▸ Records drawn from a data source
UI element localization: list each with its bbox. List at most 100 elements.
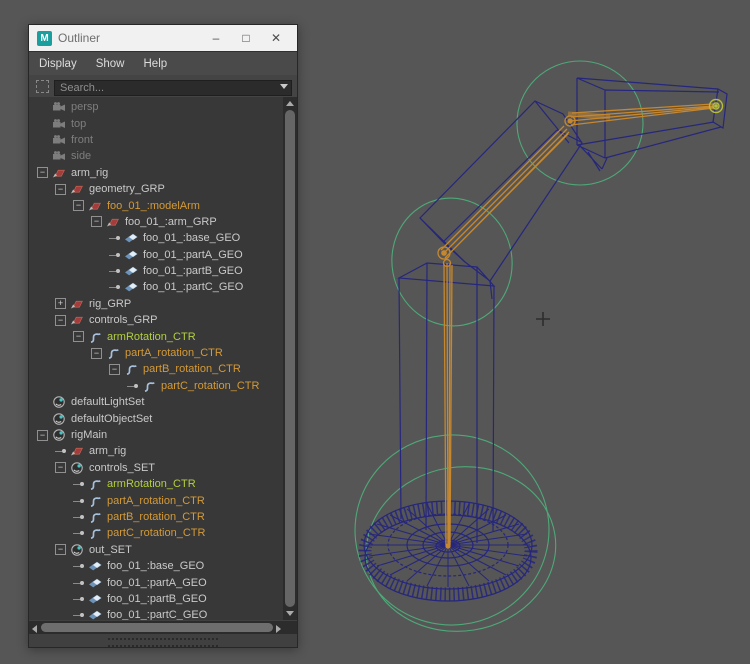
transform-node-icon [88,199,103,213]
node-label: foo_01_:base_GEO [107,560,205,573]
maximize-button[interactable]: □ [231,31,261,45]
node-label: armRotation_CTR [107,478,196,491]
tree-row[interactable]: front [29,132,283,148]
collapse-toggle-icon[interactable]: − [55,314,66,326]
collapse-toggle-icon[interactable]: − [109,363,120,375]
set-node-icon [70,543,85,557]
tree-row[interactable]: foo_01_:partC_GEO [29,279,283,295]
collapse-toggle-icon[interactable]: − [73,200,84,212]
tree-row[interactable]: armRotation_CTR [29,476,283,492]
tree-row[interactable]: − partA_rotation_CTR [29,345,283,361]
search-dropdown-icon[interactable] [280,84,288,89]
tree-row[interactable]: − foo_01_:modelArm [29,197,283,213]
node-label: side [71,150,92,163]
leaf-connector [109,282,124,292]
node-label: partA_rotation_CTR [107,494,205,507]
vertical-scrollbar[interactable] [283,97,297,620]
crosshair-cursor-icon [536,312,550,326]
tree-row[interactable]: − foo_01_:arm_GRP [29,214,283,230]
tree-area: persp top front side − arm_rig − geometry_GRP − f… [29,97,297,620]
curve-node-icon [88,494,103,508]
expand-toggle-icon[interactable]: + [55,298,66,310]
camera-node-icon [52,133,67,147]
collapse-toggle-icon[interactable]: − [91,347,102,359]
tree-row[interactable]: arm_rig [29,443,283,459]
collapse-toggle-icon[interactable]: − [91,216,102,228]
collapse-toggle-icon[interactable]: − [55,462,66,474]
horizontal-scroll-thumb[interactable] [41,623,273,632]
collapse-toggle-icon[interactable]: − [37,167,48,179]
vertical-scroll-thumb[interactable] [285,110,295,607]
tree-row[interactable]: − geometry_GRP [29,181,283,197]
menu-display[interactable]: Display [39,58,77,70]
menu-help[interactable]: Help [144,58,168,70]
tree-row[interactable]: foo_01_:partB_GEO [29,591,283,607]
tree-row[interactable]: partB_rotation_CTR [29,509,283,525]
outliner-window: M Outliner – □ ✕ Display Show Help persp… [28,24,298,648]
scroll-down-icon[interactable] [286,611,294,616]
tree-row[interactable]: − out_SET [29,542,283,558]
minimize-button[interactable]: – [201,31,231,45]
scroll-right-icon[interactable] [276,625,281,633]
tree-row[interactable]: − arm_rig [29,165,283,181]
mesh-node-icon [124,231,139,245]
tree-row[interactable]: − armRotation_CTR [29,328,283,344]
collapse-toggle-icon[interactable]: − [73,331,84,343]
collapse-toggle-icon[interactable]: − [55,544,66,556]
tree-row[interactable]: − rigMain [29,427,283,443]
rig-curves[interactable] [437,103,715,549]
curve-node-icon [124,362,139,376]
scroll-left-icon[interactable] [32,625,37,633]
title-bar[interactable]: M Outliner – □ ✕ [29,25,297,51]
tree-row[interactable]: partA_rotation_CTR [29,492,283,508]
tree-row[interactable]: persp [29,99,283,115]
tree-row[interactable]: − controls_SET [29,460,283,476]
node-label: partC_rotation_CTR [107,527,206,540]
transform-node-icon [70,182,85,196]
tree-row[interactable]: foo_01_:partB_GEO [29,263,283,279]
tree-row[interactable]: defaultObjectSet [29,410,283,426]
filter-select-icon[interactable] [36,79,49,93]
tree-row[interactable]: top [29,115,283,131]
menu-show[interactable]: Show [96,58,125,70]
set-node-icon [52,428,67,442]
tree-row[interactable]: partC_rotation_CTR [29,378,283,394]
window-bottom-strip [29,634,297,647]
resize-grip[interactable] [108,638,218,647]
node-label: defaultObjectSet [71,412,153,425]
tree-row[interactable]: foo_01_:partC_GEO [29,607,283,620]
close-button[interactable]: ✕ [261,31,291,45]
leaf-connector [109,250,124,260]
search-input[interactable] [54,80,292,96]
tree-row[interactable]: foo_01_:base_GEO [29,230,283,246]
tree-row[interactable]: foo_01_:partA_GEO [29,574,283,590]
tree-row[interactable]: side [29,148,283,164]
node-label: foo_01_:base_GEO [143,232,241,245]
node-label: top [71,117,87,130]
tree-row[interactable]: partC_rotation_CTR [29,525,283,541]
collapse-toggle-icon[interactable]: − [37,429,48,441]
tree-row[interactable]: foo_01_:partA_GEO [29,247,283,263]
tree-row[interactable]: foo_01_:base_GEO [29,558,283,574]
scroll-up-icon[interactable] [286,101,294,106]
node-label: partB_rotation_CTR [107,510,205,523]
leaf-connector [73,610,88,620]
node-label: foo_01_:partA_GEO [107,576,207,589]
collapse-toggle-icon[interactable]: − [55,183,66,195]
node-label: foo_01_:arm_GRP [125,215,217,228]
transform-node-icon [52,166,67,180]
horizontal-scrollbar[interactable] [29,621,297,634]
tree-row[interactable]: + rig_GRP [29,296,283,312]
leaf-connector [73,561,88,571]
mesh-node-icon [124,280,139,294]
set-node-icon [70,461,85,475]
camera-node-icon [52,117,67,131]
node-label: armRotation_CTR [107,330,196,343]
leaf-connector [73,512,88,522]
leaf-connector [73,479,88,489]
tree-row[interactable]: defaultLightSet [29,394,283,410]
tree-row[interactable]: − partB_rotation_CTR [29,361,283,377]
mesh-node-icon [88,608,103,620]
tree-row[interactable]: − controls_GRP [29,312,283,328]
curve-node-icon [88,510,103,524]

▸ Task instructions
Turn all of the records above into a numbered list, skipping any blank lines. Leave the pictures out of your answer.

▸ Expected answer
1. UI element localization: list each with its bbox. List at most 100 elements.
2. transform-node-icon [88,199,103,213]
3. node-label: foo_01_:base_GEO [107,560,205,573]
4. maximize-button[interactable]: □ [231,31,261,45]
5. node-label: armRotation_CTR [107,478,196,491]
6. tree-row[interactable]: front [29,132,283,148]
7. collapse-toggle-icon[interactable]: − [55,314,66,326]
8. collapse-toggle-icon[interactable]: − [109,363,120,375]
9. set-node-icon [70,543,85,557]
10. tree-row[interactable]: foo_01_:partC_GEO [29,279,283,295]
11. collapse-toggle-icon[interactable]: − [73,200,84,212]
12. tree-row[interactable]: armRotation_CTR [29,476,283,492]
13. tree-row[interactable]: − partA_rotation_CTR [29,345,283,361]
14. search-dropdown-icon[interactable] [280,84,288,89]
15. tree-row[interactable]: − foo_01_:modelArm [29,197,283,213]
16. node-label: side [71,150,92,163]
17. leaf-connector [109,282,124,292]
18. node-label: partA_rotation_CTR [107,494,205,507]
19. vertical-scrollbar[interactable] [283,97,297,620]
20. crosshair-cursor-icon [536,312,550,326]
21. tree-row[interactable]: − foo_01_:arm_GRP [29,214,283,230]
22. tree-area: persp top front side − arm_rig − geometry_GRP − f… [29,97,297,620]
23. curve-node-icon [88,494,103,508]
24. expand-toggle-icon[interactable]: + [55,298,66,310]
25. camera-node-icon [52,133,67,147]
26. collapse-toggle-icon[interactable]: − [91,347,102,359]
27. tree-row[interactable]: arm_rig [29,443,283,459]
28. collapse-toggle-icon[interactable]: − [91,216,102,228]
29. collapse-toggle-icon[interactable]: − [55,462,66,474]
30. horizontal-scroll-thumb[interactable] [41,623,273,632]
31. collapse-toggle-icon[interactable]: − [37,167,48,179]
32. vertical-scroll-thumb[interactable] [285,110,295,607]
33. tree-row[interactable]: − geometry_GRP [29,181,283,197]
34. menu-display[interactable]: Display [39,58,77,70]
35. menu-help[interactable]: Help [144,58,168,70]
36. tree-row[interactable]: foo_01_:partB_GEO [29,591,283,607]
37. tree-row[interactable]: partB_rotation_CTR [29,509,283,525]
38. outliner-window: M Outliner – □ ✕ Display Show Help persp… [28,24,298,648]
39. scroll-down-icon[interactable] [286,611,294,616]
40. tree-row[interactable]: − out_SET [29,542,283,558]
41. minimize-button[interactable]: – [201,31,231,45]
42. scroll-right-icon[interactable] [276,625,281,633]
43. tree-row[interactable]: − arm_rig [29,165,283,181]
44. mesh-node-icon [124,231,139,245]
45. tree-row[interactable]: − armRotation_CTR [29,328,283,344]
46. collapse-toggle-icon[interactable]: − [73,331,84,343]
47. collapse-toggle-icon[interactable]: − [55,544,66,556]
48. tree-row[interactable]: − rigMain [29,427,283,443]
49. rig-curves[interactable] [437,103,715,549]
50. curve-node-icon [124,362,139,376]
51. scroll-left-icon[interactable] [32,625,37,633]
52. title-bar[interactable]: M Outliner – □ ✕ [29,25,297,51]
53. tree-row[interactable]: partA_rotation_CTR [29,492,283,508]
54. tree-row[interactable]: persp [29,99,283,115]
55. tree-row[interactable]: − controls_SET [29,460,283,476]
56. node-label: partC_rotation_CTR [107,527,206,540]
57. transform-node-icon [70,182,85,196]
58. tree-row[interactable]: foo_01_:partB_GEO [29,263,283,279]
59. tree-row[interactable]: defaultObjectSet [29,410,283,426]
60. filter-select-icon[interactable] [36,79,49,93]
61. tree-row[interactable]: top [29,115,283,131]
62. menu-show[interactable]: Show [96,58,125,70]
63. set-node-icon [52,428,67,442]
64. tree-row[interactable]: partC_rotation_CTR [29,378,283,394]
65. window-bottom-strip [29,634,297,647]
66. resize-grip[interactable] [108,638,218,647]
67. node-label: defaultObjectSet [71,412,153,425]
68. tree-row[interactable]: foo_01_:partC_GEO [29,607,283,620]
69. close-button[interactable]: ✕ [261,31,291,45]
70. leaf-connector [109,250,124,260]
71. search-input[interactable] [54,80,292,96]
72. tree-row[interactable]: foo_01_:base_GEO [29,230,283,246]
73. tree-row[interactable]: foo_01_:partA_GEO [29,574,283,590]
74. tree-row[interactable]: side [29,148,283,164]
75. node-label: foo_01_:base_GEO [143,232,241,245]
76. node-label: top [71,117,87,130]
77. tree-row[interactable]: partC_rotation_CTR [29,525,283,541]
78. collapse-toggle-icon[interactable]: − [37,429,48,441]
79. tree-row[interactable]: foo_01_:partA_GEO [29,247,283,263]
80. tree-row[interactable]: foo_01_:base_GEO [29,558,283,574]
81. scroll-up-icon[interactable] [286,101,294,106]
82. node-label: partB_rotation_CTR [107,510,205,523]
83. leaf-connector [73,610,88,620]
84. node-label: foo_01_:partA_GEO [107,576,207,589]
85. collapse-toggle-icon[interactable]: − [55,183,66,195]
86. node-label: foo_01_:arm_GRP [125,215,217,228]
87. transform-node-icon [52,166,67,180]
88. horizontal-scrollbar[interactable] [29,621,297,634]
89. tree-row[interactable]: + rig_GRP [29,296,283,312]
90. leaf-connector [73,561,88,571]
91. mesh-node-icon [124,280,139,294]
92. set-node-icon [70,461,85,475]
93. camera-node-icon [52,117,67,131]
94. node-label: armRotation_CTR [107,330,196,343]
95. leaf-connector [73,512,88,522]
96. leaf-connector [73,479,88,489]
97. tree-row[interactable]: defaultLightSet [29,394,283,410]
98. tree-row[interactable]: − partB_rotation_CTR [29,361,283,377]
99. mesh-node-icon [88,608,103,620]
100. tree-row[interactable]: − controls_GRP [29,312,283,328]
101. curve-node-icon [88,510,103,524]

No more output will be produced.